======== Data extract ========

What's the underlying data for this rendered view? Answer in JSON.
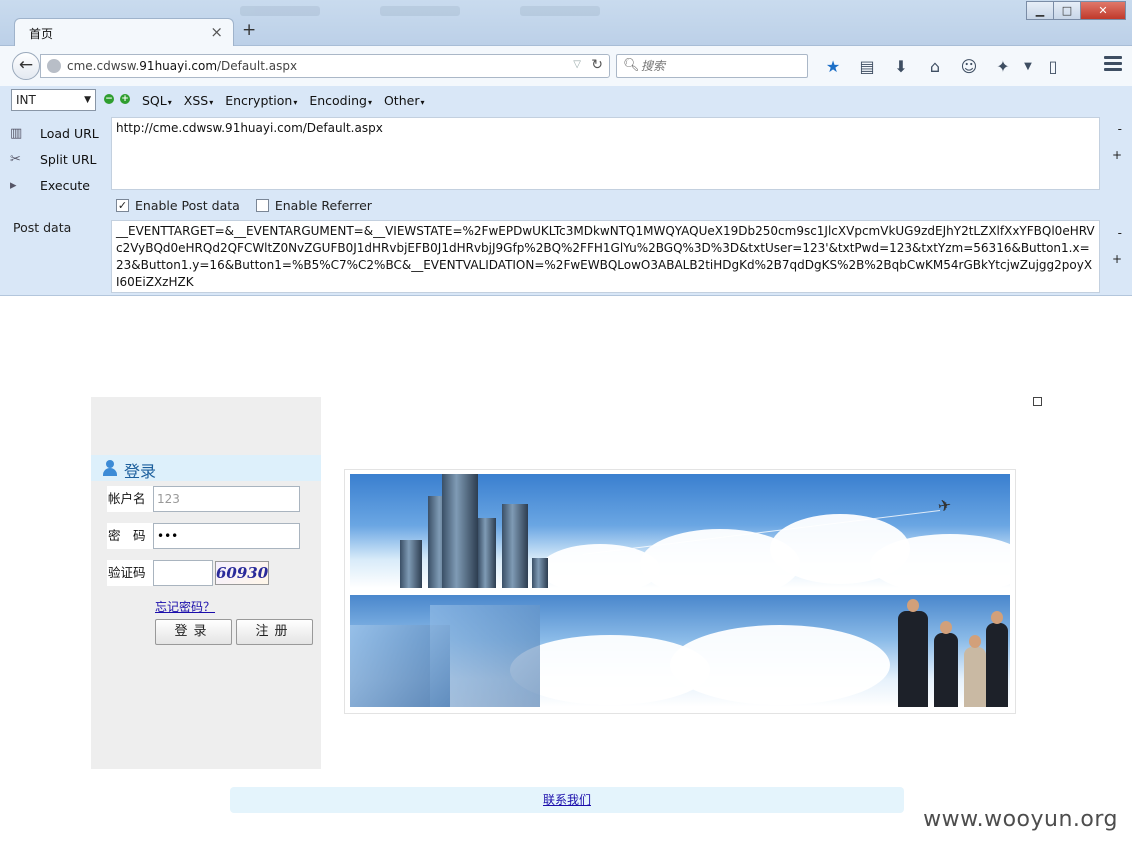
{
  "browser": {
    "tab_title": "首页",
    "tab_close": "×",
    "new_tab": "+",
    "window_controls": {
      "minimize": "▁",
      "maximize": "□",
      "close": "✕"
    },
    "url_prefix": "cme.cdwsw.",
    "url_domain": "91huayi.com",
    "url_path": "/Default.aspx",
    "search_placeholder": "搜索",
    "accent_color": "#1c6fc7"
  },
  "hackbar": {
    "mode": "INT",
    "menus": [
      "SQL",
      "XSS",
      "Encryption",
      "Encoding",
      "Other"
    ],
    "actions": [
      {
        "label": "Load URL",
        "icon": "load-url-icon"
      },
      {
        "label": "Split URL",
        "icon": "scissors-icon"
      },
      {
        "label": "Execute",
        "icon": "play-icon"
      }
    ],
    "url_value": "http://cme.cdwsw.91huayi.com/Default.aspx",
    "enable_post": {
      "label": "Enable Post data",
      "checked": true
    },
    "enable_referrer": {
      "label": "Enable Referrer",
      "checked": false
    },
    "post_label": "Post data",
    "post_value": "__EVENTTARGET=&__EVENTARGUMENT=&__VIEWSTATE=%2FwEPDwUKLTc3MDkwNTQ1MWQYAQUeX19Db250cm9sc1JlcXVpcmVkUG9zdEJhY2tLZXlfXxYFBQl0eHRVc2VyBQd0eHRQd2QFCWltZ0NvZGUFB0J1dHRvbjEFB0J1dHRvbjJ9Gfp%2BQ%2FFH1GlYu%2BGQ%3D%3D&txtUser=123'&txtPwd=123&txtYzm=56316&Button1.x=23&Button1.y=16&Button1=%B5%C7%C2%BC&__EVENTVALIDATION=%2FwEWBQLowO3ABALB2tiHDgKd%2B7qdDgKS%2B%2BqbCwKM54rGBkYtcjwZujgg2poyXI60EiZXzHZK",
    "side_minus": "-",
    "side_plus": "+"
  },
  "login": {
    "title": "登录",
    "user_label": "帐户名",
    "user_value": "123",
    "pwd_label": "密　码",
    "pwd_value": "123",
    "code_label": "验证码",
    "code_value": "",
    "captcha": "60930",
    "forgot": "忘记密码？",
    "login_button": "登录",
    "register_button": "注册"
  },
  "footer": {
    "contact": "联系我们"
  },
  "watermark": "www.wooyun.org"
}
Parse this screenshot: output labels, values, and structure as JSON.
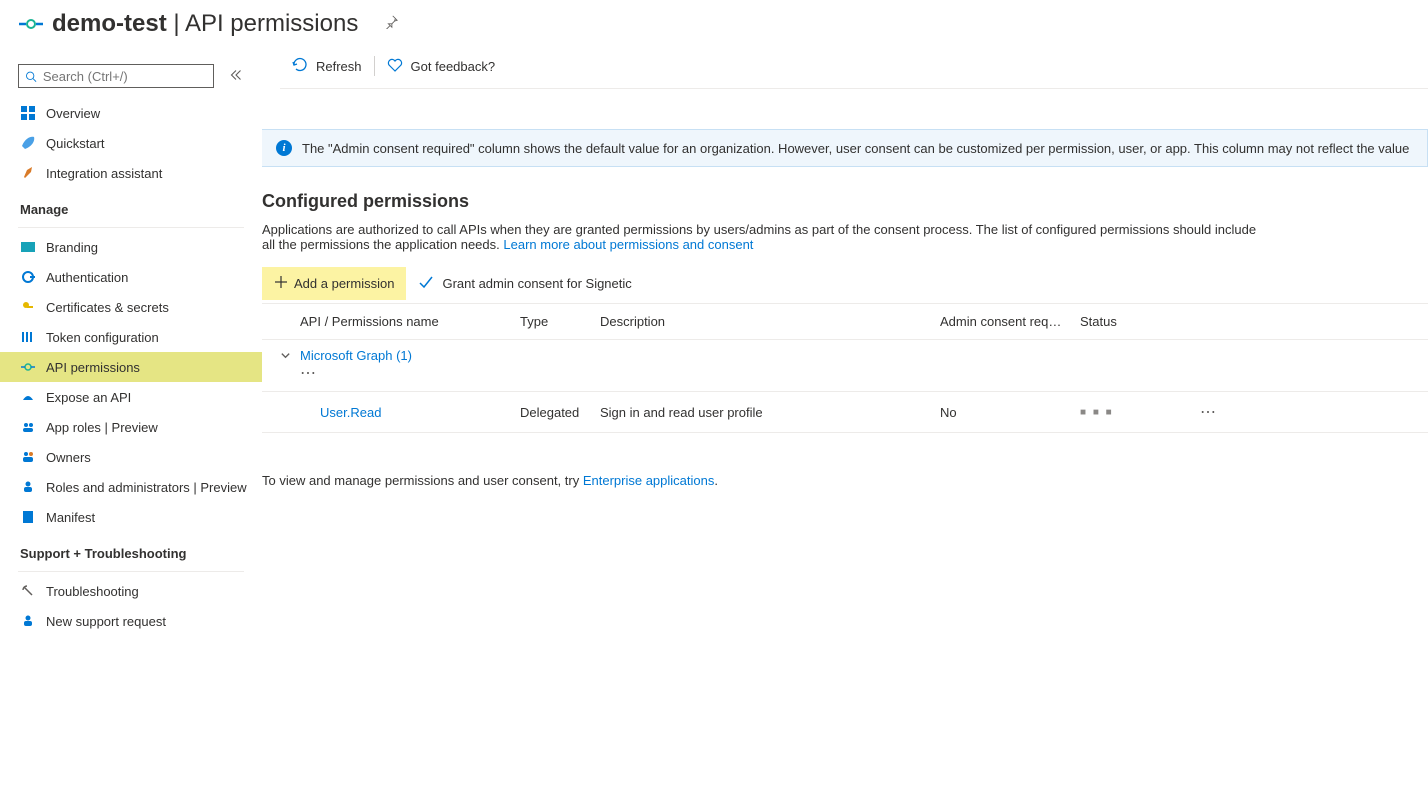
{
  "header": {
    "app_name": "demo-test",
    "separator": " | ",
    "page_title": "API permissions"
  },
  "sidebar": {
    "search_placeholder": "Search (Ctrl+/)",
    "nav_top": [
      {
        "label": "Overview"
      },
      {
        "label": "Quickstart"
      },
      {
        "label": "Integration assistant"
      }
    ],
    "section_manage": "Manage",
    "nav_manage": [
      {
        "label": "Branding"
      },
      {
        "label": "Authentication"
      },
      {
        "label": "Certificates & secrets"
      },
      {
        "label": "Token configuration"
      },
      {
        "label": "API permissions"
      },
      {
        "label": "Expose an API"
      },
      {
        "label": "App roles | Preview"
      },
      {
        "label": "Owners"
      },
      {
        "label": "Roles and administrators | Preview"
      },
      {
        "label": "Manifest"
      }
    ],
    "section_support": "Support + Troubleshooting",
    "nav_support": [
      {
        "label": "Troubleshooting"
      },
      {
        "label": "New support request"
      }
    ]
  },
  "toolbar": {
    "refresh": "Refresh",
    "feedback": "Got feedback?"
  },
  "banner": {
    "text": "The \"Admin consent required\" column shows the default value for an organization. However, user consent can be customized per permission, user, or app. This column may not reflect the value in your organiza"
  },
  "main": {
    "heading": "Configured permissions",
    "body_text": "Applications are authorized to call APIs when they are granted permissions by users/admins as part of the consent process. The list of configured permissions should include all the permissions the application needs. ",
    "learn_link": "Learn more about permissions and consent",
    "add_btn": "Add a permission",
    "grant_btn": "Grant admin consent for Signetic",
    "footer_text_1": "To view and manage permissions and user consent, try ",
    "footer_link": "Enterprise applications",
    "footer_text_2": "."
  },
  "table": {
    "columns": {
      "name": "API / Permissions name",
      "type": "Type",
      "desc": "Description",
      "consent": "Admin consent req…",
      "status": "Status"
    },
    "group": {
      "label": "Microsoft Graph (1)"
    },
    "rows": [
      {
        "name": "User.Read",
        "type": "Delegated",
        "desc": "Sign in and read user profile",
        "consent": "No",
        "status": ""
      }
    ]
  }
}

========
======== Data extract ========

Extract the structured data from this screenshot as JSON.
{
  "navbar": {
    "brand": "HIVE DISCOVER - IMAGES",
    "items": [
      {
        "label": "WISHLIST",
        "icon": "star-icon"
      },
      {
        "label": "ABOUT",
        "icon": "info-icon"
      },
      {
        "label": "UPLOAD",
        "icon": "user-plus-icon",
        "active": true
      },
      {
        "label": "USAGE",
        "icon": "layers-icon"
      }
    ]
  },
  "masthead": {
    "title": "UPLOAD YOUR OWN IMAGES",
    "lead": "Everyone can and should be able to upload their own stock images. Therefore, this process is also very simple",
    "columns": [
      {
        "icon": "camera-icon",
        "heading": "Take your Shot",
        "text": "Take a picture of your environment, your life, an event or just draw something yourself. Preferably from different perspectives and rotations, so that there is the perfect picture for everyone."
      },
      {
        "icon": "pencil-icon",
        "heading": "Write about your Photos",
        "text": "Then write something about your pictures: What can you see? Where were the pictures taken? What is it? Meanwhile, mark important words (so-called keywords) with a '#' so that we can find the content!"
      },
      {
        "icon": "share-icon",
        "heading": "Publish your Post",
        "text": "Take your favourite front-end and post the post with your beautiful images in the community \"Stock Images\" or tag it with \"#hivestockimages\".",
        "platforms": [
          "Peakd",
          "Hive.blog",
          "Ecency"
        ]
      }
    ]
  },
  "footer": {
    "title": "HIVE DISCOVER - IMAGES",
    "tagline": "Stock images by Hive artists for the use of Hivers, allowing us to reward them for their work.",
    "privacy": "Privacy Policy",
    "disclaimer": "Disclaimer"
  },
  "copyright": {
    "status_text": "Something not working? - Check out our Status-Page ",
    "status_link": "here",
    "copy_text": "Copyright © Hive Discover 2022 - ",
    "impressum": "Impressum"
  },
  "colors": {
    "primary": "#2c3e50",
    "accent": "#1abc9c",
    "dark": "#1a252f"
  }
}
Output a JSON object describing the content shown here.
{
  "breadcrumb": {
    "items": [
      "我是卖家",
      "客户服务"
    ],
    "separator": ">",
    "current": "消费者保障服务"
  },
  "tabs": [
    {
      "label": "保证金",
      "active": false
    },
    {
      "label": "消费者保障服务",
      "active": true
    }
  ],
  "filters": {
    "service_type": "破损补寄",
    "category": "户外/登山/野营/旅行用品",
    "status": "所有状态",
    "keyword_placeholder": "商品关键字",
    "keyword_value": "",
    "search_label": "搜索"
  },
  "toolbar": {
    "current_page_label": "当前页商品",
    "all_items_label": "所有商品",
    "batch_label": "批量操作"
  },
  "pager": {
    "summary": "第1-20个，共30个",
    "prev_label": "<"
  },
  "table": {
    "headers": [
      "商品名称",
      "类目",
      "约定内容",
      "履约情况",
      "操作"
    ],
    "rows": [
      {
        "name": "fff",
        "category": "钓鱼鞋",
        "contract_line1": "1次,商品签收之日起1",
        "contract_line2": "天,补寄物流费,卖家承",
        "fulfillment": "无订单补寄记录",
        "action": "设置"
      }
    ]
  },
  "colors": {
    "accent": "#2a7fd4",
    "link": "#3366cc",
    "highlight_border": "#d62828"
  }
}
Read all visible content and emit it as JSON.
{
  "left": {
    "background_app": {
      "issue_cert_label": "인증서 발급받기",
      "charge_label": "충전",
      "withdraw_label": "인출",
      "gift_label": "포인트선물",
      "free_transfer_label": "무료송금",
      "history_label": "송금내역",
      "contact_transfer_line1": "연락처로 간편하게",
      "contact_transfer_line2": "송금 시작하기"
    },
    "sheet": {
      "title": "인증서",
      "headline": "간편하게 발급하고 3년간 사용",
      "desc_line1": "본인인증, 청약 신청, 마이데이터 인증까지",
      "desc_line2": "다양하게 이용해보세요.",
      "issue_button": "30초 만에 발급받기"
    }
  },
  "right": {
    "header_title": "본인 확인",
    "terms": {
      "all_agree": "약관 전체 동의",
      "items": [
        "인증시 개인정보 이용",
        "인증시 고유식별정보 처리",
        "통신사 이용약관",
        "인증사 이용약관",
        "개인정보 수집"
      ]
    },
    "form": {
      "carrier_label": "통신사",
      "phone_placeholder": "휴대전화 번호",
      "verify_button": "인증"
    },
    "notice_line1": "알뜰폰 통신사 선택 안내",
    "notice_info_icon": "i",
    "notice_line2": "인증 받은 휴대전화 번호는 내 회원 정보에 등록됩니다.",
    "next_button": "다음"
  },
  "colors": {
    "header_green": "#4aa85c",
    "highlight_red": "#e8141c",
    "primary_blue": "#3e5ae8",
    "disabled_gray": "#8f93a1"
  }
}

========
======== Data extract ========

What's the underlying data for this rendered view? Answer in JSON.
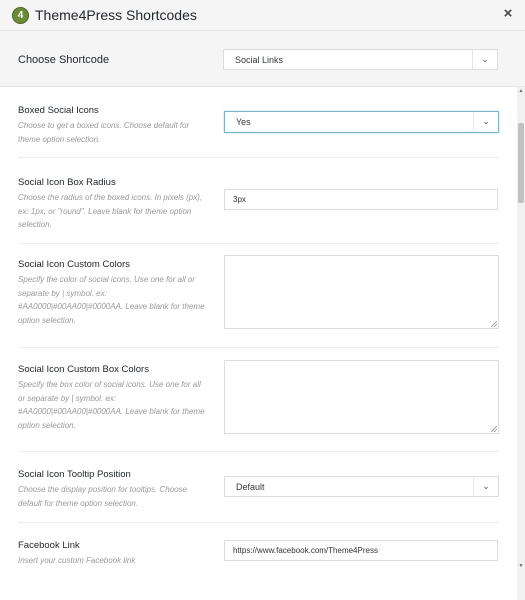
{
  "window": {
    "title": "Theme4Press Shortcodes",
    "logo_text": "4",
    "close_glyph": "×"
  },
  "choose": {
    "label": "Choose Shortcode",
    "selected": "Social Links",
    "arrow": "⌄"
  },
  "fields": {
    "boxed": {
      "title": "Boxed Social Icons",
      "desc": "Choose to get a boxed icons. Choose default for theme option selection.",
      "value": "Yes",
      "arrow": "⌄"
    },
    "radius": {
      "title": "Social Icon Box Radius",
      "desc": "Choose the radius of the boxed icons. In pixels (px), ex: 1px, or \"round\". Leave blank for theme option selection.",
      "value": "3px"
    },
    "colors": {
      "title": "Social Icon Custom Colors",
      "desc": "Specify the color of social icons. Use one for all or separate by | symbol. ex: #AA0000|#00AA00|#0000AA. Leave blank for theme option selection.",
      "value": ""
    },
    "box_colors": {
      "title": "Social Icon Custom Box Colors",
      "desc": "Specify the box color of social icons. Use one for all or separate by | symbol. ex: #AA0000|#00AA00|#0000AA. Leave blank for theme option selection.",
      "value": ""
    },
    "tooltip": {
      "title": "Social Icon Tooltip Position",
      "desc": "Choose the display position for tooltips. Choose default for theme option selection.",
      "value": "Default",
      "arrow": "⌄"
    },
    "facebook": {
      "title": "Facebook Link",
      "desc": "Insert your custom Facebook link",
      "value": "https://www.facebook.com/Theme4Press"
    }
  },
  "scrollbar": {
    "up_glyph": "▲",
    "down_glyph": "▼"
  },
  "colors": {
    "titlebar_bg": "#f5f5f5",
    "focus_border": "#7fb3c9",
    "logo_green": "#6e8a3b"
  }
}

========

- Exercise requirements
Return every line holding the word "true" from the records.

- Answer to the task
      "checked": true
        "active": true
      "active": true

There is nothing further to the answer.